Records from a collection:
::::

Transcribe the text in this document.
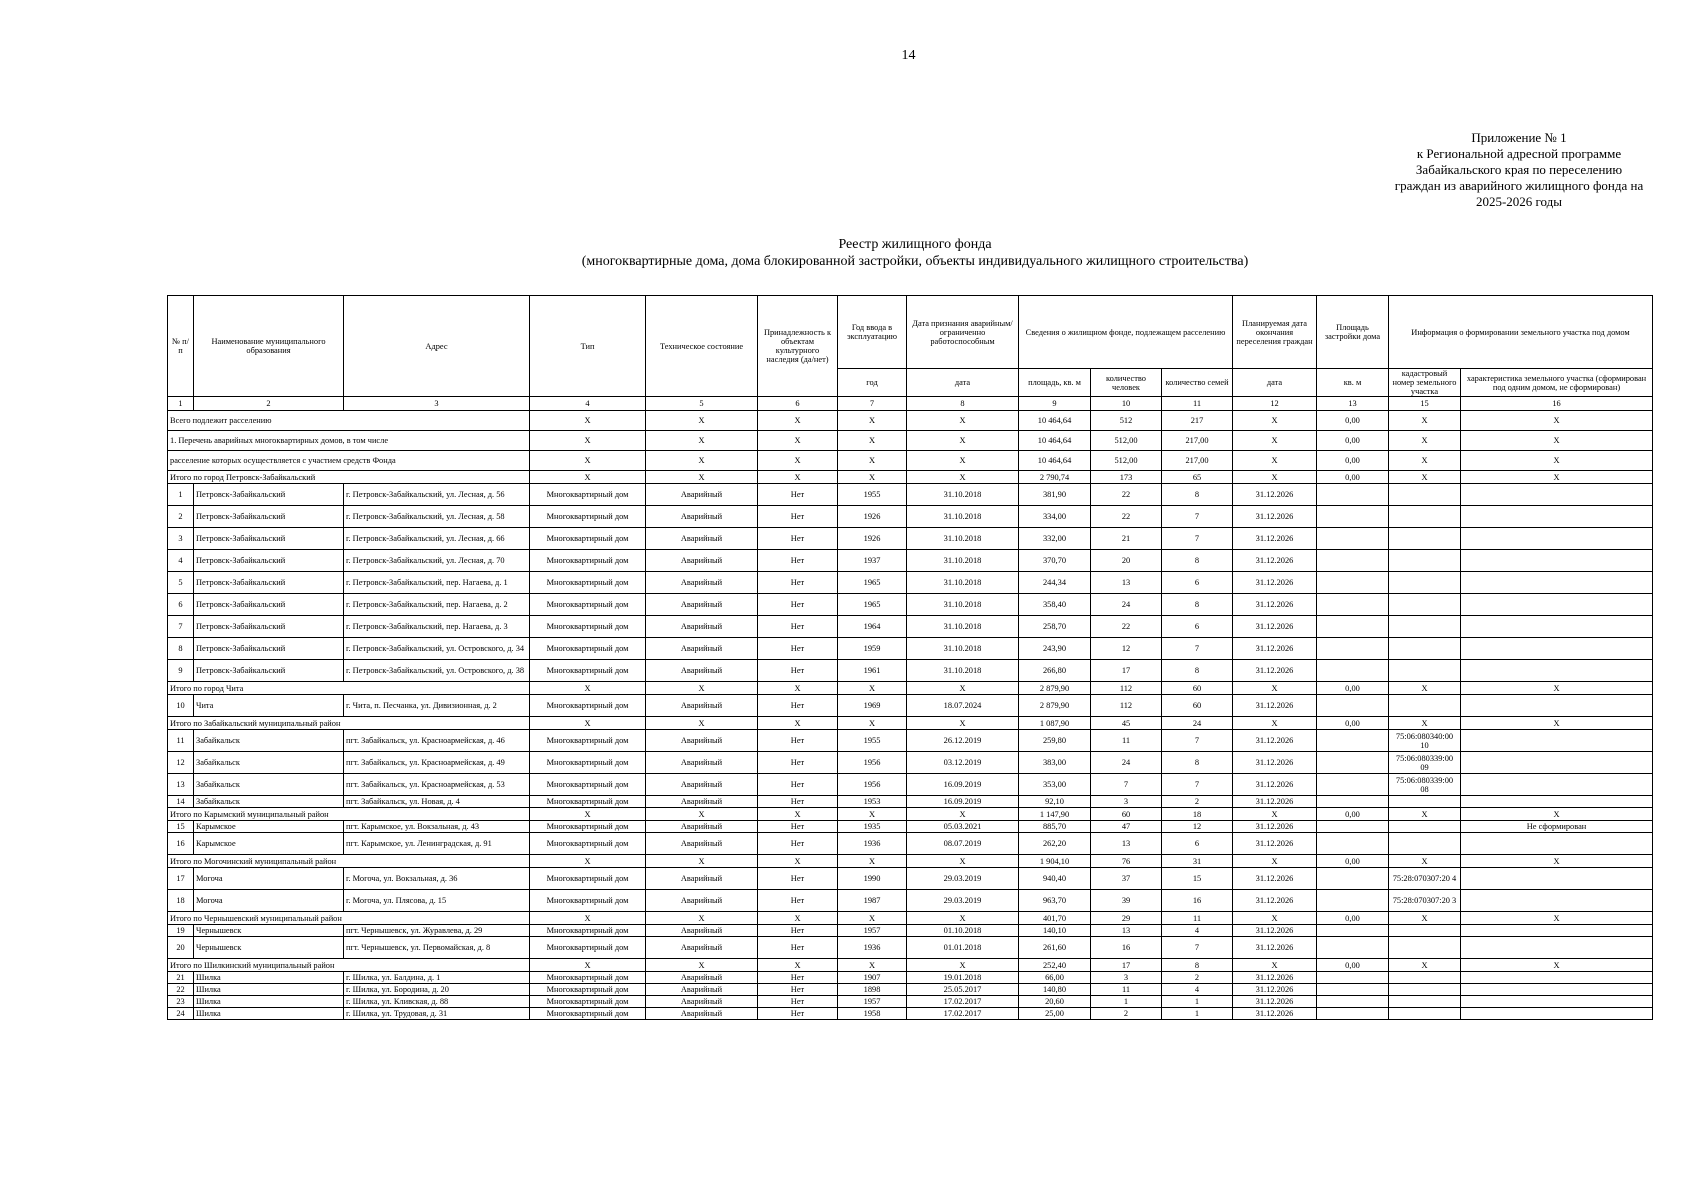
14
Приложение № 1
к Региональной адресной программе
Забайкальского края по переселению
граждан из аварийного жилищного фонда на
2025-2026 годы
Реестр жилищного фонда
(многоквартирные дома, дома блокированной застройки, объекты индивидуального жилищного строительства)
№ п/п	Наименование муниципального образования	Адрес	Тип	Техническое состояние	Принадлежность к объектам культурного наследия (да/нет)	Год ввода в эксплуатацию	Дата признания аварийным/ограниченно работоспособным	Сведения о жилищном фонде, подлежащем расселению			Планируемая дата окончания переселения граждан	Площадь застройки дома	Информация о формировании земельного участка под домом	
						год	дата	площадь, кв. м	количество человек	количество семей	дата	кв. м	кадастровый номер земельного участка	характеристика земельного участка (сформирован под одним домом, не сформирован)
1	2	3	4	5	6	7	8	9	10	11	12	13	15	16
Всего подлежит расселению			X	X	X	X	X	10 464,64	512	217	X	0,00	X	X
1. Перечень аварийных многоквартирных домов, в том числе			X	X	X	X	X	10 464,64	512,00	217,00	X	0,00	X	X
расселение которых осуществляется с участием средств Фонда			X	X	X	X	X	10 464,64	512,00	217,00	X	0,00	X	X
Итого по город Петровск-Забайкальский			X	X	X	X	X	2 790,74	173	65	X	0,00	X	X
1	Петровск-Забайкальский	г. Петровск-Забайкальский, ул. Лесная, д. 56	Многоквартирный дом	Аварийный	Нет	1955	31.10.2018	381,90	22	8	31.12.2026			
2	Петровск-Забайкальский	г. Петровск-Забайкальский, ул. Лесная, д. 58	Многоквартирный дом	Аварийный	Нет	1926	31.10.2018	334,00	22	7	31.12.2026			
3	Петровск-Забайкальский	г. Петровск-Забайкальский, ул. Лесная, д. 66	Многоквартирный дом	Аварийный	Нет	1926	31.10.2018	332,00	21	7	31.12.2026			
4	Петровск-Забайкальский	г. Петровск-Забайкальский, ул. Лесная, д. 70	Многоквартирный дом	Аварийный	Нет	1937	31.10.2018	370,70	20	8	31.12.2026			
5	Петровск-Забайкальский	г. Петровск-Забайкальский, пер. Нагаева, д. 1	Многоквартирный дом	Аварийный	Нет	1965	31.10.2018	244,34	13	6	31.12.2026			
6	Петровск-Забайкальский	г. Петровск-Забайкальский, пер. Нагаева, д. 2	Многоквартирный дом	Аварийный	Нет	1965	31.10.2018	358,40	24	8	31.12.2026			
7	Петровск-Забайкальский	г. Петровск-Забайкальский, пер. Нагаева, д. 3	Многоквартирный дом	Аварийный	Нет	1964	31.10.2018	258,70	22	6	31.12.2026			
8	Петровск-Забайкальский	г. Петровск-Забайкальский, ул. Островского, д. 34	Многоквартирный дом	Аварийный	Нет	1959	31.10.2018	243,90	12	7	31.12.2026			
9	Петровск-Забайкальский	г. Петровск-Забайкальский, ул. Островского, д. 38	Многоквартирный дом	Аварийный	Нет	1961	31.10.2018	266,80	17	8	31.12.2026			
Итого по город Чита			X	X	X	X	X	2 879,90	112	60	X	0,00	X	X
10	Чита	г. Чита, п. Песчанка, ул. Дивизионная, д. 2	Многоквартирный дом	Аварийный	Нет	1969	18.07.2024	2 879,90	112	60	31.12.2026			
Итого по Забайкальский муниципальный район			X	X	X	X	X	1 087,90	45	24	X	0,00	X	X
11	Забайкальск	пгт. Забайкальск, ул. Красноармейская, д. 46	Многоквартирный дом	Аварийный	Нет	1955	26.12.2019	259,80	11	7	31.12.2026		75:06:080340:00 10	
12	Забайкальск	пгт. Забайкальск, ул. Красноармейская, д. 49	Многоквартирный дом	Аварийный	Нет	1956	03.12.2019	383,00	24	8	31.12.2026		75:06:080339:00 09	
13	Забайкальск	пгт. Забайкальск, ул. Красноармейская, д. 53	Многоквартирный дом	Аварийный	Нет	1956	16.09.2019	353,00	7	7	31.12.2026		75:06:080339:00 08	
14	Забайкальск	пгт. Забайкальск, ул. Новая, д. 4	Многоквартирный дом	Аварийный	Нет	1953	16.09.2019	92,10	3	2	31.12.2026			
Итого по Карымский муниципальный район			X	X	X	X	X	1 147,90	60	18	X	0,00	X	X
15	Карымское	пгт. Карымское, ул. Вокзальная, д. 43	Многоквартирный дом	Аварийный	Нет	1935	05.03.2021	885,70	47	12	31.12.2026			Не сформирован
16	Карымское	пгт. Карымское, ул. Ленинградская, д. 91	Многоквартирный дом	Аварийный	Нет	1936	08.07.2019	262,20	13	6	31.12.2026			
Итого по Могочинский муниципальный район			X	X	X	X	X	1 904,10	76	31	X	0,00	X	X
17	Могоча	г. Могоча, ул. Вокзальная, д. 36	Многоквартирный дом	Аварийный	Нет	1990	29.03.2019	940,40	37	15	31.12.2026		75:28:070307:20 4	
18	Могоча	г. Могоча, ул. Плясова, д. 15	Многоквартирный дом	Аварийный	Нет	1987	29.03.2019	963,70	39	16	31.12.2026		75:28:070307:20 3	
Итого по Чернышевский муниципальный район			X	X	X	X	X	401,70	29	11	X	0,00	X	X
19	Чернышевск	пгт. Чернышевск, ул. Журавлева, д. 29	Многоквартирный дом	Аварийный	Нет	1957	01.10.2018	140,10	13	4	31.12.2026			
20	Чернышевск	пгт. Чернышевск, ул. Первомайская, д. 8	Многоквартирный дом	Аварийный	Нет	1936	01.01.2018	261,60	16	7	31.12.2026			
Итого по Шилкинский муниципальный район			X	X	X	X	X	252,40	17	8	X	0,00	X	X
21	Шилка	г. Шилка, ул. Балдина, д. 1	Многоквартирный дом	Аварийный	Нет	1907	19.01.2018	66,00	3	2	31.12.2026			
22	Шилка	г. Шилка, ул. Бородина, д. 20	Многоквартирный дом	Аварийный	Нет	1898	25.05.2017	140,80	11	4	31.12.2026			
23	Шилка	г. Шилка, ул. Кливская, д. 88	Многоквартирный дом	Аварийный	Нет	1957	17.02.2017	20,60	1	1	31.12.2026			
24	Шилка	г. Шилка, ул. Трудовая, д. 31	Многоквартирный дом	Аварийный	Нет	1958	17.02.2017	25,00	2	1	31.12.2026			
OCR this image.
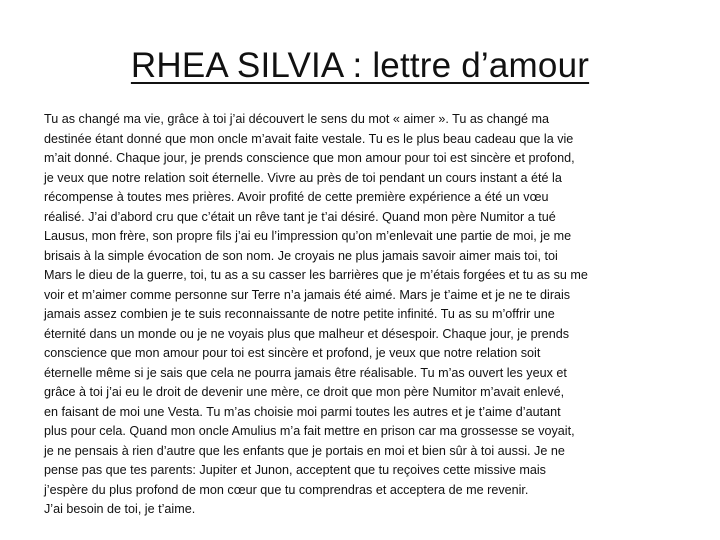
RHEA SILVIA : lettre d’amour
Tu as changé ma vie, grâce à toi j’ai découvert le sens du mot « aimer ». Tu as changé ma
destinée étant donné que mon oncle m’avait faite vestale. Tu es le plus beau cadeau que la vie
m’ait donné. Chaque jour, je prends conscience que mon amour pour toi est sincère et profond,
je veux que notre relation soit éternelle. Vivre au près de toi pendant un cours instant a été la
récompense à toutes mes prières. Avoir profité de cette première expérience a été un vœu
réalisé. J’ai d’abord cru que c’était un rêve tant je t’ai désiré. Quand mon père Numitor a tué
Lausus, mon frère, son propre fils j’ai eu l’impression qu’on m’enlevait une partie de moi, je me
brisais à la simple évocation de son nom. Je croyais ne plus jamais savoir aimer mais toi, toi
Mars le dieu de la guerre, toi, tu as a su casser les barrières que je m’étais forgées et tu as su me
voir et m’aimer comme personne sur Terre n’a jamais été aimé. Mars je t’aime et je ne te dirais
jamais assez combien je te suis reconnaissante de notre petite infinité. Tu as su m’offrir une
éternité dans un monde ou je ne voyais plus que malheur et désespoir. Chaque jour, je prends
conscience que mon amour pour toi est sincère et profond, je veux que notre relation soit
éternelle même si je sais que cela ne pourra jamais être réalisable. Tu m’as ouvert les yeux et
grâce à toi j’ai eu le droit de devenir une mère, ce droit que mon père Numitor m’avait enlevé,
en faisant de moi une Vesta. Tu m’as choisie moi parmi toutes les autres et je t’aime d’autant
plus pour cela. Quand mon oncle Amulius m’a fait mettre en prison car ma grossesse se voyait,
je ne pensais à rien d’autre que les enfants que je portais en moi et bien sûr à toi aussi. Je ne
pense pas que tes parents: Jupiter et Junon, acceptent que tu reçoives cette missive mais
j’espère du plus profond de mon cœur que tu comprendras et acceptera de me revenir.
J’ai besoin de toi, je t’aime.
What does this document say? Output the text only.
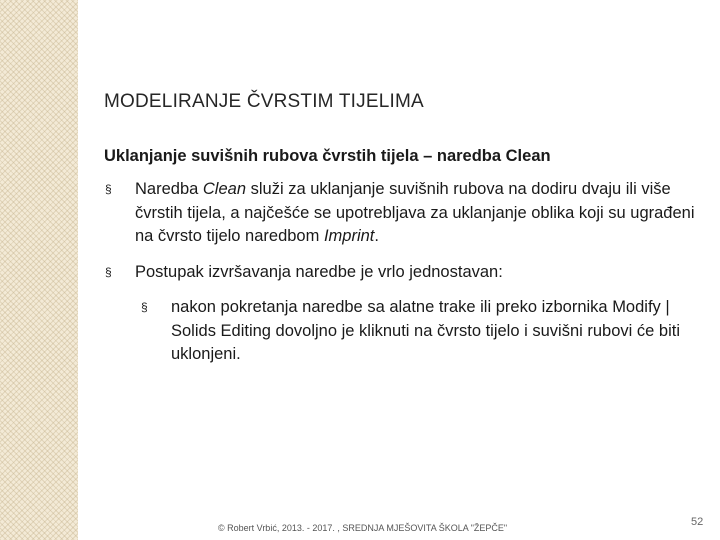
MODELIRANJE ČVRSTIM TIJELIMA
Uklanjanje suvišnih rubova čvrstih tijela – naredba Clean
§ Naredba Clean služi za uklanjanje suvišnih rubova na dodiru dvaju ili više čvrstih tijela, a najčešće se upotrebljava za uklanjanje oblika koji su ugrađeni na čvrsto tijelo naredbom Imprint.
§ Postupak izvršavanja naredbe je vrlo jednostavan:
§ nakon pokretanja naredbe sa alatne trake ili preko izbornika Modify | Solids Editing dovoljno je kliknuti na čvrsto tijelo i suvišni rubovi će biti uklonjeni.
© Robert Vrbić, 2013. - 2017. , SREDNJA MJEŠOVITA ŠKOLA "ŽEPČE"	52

::::

Copy each line in the data that holds the word "Вокзальная".

15	Карымское	пгт. Карымское, ул. Вокзальная, д. 43	Многоквартирный дом	Аварийный	Нет	1935	05.03.2021	885,70	47	12	31.12.2026			Не сформирован
17	Могоча	г. Могоча, ул. Вокзальная, д. 36	Многоквартирный дом	Аварийный	Нет	1990	29.03.2019	940,40	37	15	31.12.2026		75:28:070307:20 4	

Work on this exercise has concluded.